Repeat, without any change, the entries presented below.

====== STORED RECORDS

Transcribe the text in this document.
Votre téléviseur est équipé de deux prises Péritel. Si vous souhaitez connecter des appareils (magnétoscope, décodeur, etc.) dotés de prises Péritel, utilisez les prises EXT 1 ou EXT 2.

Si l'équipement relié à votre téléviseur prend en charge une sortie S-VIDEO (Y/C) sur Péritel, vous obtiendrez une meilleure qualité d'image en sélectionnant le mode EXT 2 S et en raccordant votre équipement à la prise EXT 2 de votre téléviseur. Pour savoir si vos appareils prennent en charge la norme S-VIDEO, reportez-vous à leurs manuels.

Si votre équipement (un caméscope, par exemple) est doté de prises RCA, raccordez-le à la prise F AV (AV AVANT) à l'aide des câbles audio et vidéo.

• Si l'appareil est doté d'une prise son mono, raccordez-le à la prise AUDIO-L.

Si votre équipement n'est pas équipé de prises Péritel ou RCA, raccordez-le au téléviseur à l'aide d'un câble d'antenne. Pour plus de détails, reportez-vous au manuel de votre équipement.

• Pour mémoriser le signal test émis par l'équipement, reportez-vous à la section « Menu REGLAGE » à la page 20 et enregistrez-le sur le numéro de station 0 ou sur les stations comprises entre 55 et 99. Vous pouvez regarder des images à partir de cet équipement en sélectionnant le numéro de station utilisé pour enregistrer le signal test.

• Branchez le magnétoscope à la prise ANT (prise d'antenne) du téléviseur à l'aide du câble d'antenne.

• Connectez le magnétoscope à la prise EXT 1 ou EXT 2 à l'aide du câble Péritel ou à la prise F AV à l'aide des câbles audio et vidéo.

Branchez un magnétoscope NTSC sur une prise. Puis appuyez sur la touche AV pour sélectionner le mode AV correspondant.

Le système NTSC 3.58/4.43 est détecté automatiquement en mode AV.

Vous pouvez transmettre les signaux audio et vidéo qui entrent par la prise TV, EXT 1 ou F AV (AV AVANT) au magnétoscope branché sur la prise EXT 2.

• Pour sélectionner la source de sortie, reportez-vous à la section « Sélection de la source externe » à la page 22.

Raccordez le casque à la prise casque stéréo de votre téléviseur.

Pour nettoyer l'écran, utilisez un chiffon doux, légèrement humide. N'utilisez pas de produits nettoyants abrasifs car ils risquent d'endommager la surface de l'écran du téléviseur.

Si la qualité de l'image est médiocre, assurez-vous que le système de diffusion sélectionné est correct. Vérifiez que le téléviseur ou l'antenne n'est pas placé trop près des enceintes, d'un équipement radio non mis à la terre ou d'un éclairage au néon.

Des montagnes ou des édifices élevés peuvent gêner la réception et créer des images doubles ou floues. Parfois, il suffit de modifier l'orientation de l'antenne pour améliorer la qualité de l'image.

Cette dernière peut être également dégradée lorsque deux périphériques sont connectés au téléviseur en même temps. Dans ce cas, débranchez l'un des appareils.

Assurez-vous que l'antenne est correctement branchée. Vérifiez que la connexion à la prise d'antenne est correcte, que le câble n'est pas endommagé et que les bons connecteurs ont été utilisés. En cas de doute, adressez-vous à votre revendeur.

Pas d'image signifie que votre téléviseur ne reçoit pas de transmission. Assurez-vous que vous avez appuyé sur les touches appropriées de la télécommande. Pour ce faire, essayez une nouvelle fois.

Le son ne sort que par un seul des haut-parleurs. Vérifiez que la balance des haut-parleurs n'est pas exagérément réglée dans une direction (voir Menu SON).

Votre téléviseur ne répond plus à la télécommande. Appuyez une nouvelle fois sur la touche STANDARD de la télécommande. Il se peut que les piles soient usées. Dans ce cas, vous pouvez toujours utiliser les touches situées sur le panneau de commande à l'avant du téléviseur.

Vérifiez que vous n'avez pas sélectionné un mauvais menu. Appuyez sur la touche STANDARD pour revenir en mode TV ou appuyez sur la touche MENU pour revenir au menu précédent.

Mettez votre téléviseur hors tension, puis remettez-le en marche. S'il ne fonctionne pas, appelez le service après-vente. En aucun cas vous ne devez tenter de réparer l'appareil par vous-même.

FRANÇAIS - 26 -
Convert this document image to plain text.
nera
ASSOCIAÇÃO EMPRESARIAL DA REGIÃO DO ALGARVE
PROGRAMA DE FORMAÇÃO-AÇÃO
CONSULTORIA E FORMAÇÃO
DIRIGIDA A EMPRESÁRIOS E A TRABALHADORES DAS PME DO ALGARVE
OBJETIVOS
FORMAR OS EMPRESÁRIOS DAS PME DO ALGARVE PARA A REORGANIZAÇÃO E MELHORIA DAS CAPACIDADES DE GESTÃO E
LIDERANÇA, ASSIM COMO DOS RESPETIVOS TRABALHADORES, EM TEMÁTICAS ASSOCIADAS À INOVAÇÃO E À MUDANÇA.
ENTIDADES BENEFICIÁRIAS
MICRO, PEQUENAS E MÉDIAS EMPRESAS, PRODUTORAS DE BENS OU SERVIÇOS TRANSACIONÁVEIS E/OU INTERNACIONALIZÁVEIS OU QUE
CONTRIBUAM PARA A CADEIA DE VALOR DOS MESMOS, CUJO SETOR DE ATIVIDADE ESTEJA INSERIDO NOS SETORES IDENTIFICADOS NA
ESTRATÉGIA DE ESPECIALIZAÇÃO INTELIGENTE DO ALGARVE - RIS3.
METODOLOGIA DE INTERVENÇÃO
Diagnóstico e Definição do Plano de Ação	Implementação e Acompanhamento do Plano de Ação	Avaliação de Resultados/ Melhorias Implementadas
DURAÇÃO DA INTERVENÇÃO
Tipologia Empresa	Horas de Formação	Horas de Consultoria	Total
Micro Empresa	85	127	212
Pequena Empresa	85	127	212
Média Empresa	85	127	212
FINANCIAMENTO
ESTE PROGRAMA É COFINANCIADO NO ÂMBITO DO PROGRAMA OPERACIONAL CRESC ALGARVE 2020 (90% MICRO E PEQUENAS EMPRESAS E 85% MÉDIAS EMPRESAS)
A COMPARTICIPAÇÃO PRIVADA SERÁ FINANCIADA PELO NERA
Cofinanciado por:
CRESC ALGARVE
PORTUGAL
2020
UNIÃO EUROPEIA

============

CORRECT OUTPUT ::
Transcribe the text in this document.
Votre téléviseur est équipé de deux prises Péritel. Si vous souhaitez connecter des appareils (magnétoscope, décodeur, etc.) dotés de prises Péritel, utilisez les prises EXT 1 ou EXT 2.

Si l'équipement relié à votre téléviseur prend en charge une sortie S-VIDEO (Y/C) sur Péritel, vous obtiendrez une meilleure qualité d'image en sélectionnant le mode EXT 2 S et en raccordant votre équipement à la prise EXT 2 de votre téléviseur. Pour savoir si vos appareils prennent en charge la norme S-VIDEO, reportez-vous à leurs manuels.

Si votre équipement (un caméscope, par exemple) est doté de prises RCA, raccordez-le à la prise F AV (AV AVANT) à l'aide des câbles audio et vidéo.

• Si l'appareil est doté d'une prise son mono, raccordez-le à la prise AUDIO-L.

Si votre équipement n'est pas équipé de prises Péritel ou RCA, raccordez-le au téléviseur à l'aide d'un câble d'antenne. Pour plus de détails, reportez-vous au manuel de votre équipement.

• Pour mémoriser le signal test émis par l'équipement, reportez-vous à la section « Menu REGLAGE » à la page 20 et enregistrez-le sur le numéro de station 0 ou sur les stations comprises entre 55 et 99. Vous pouvez regarder des images à partir de cet équipement en sélectionnant le numéro de station utilisé pour enregistrer le signal test.

• Branchez le magnétoscope à la prise ANT (prise d'antenne) du téléviseur à l'aide du câble d'antenne.

• Connectez le magnétoscope à la prise EXT 1 ou EXT 2 à l'aide du câble Péritel ou à la prise F AV à l'aide des câbles audio et vidéo.

Branchez un magnétoscope NTSC sur une prise. Puis appuyez sur la touche AV pour sélectionner le mode AV correspondant.

Le système NTSC 3.58/4.43 est détecté automatiquement en mode AV.

Vous pouvez transmettre les signaux audio et vidéo qui entrent par la prise TV, EXT 1 ou F AV (AV AVANT) au magnétoscope branché sur la prise EXT 2.

• Pour sélectionner la source de sortie, reportez-vous à la section « Sélection de la source externe » à la page 22.

Raccordez le casque à la prise casque stéréo de votre téléviseur.

Pour nettoyer l'écran, utilisez un chiffon doux, légèrement humide. N'utilisez pas de produits nettoyants abrasifs car ils risquent d'endommager la surface de l'écran du téléviseur.

Si la qualité de l'image est médiocre, assurez-vous que le système de diffusion sélectionné est correct. Vérifiez que le téléviseur ou l'antenne n'est pas placé trop près des enceintes, d'un équipement radio non mis à la terre ou d'un éclairage au néon.

Des montagnes ou des édifices élevés peuvent gêner la réception et créer des images doubles ou floues. Parfois, il suffit de modifier l'orientation de l'antenne pour améliorer la qualité de l'image.

Cette dernière peut être également dégradée lorsque deux périphériques sont connectés au téléviseur en même temps. Dans ce cas, débranchez l'un des appareils.

Assurez-vous que l'antenne est correctement branchée. Vérifiez que la connexion à la prise d'antenne est correcte, que le câble n'est pas endommagé et que les bons connecteurs ont été utilisés. En cas de doute, adressez-vous à votre revendeur.

Pas d'image signifie que votre téléviseur ne reçoit pas de transmission. Assurez-vous que vous avez appuyé sur les touches appropriées de la télécommande. Pour ce faire, essayez une nouvelle fois.

Le son ne sort que par un seul des haut-parleurs. Vérifiez que la balance des haut-parleurs n'est pas exagérément réglée dans une direction (voir Menu SON).

Votre téléviseur ne répond plus à la télécommande. Appuyez une nouvelle fois sur la touche STANDARD de la télécommande. Il se peut que les piles soient usées. Dans ce cas, vous pouvez toujours utiliser les touches situées sur le panneau de commande à l'avant du téléviseur.

Vérifiez que vous n'avez pas sélectionné un mauvais menu. Appuyez sur la touche STANDARD pour revenir en mode TV ou appuyez sur la touche MENU pour revenir au menu précédent.

Mettez votre téléviseur hors tension, puis remettez-le en marche. S'il ne fonctionne pas, appelez le service après-vente. En aucun cas vous ne devez tenter de réparer l'appareil par vous-même.

FRANÇAIS - 26 -
Convert this document image to plain text.
nera
ASSOCIAÇÃO EMPRESARIAL DA REGIÃO DO ALGARVE
PROGRAMA DE FORMAÇÃO-AÇÃO
CONSULTORIA E FORMAÇÃO
DIRIGIDA A EMPRESÁRIOS E A TRABALHADORES DAS PME DO ALGARVE
OBJETIVOS
FORMAR OS EMPRESÁRIOS DAS PME DO ALGARVE PARA A REORGANIZAÇÃO E MELHORIA DAS CAPACIDADES DE GESTÃO E
LIDERANÇA, ASSIM COMO DOS RESPETIVOS TRABALHADORES, EM TEMÁTICAS ASSOCIADAS À INOVAÇÃO E À MUDANÇA.
ENTIDADES BENEFICIÁRIAS
MICRO, PEQUENAS E MÉDIAS EMPRESAS, PRODUTORAS DE BENS OU SERVIÇOS TRANSACIONÁVEIS E/OU INTERNACIONALIZÁVEIS OU QUE
CONTRIBUAM PARA A CADEIA DE VALOR DOS MESMOS, CUJO SETOR DE ATIVIDADE ESTEJA INSERIDO NOS SETORES IDENTIFICADOS NA
ESTRATÉGIA DE ESPECIALIZAÇÃO INTELIGENTE DO ALGARVE - RIS3.
METODOLOGIA DE INTERVENÇÃO
Diagnóstico e Definição do Plano de Ação	Implementação e Acompanhamento do Plano de Ação	Avaliação de Resultados/ Melhorias Implementadas
DURAÇÃO DA INTERVENÇÃO
Tipologia Empresa	Horas de Formação	Horas de Consultoria	Total
Micro Empresa	85	127	212
Pequena Empresa	85	127	212
Média Empresa	85	127	212
FINANCIAMENTO
ESTE PROGRAMA É COFINANCIADO NO ÂMBITO DO PROGRAMA OPERACIONAL CRESC ALGARVE 2020 (90% MICRO E PEQUENAS EMPRESAS E 85% MÉDIAS EMPRESAS)
A COMPARTICIPAÇÃO PRIVADA SERÁ FINANCIADA PELO NERA
Cofinanciado por:
CRESC ALGARVE
PORTUGAL
2020
UNIÃO EUROPEIA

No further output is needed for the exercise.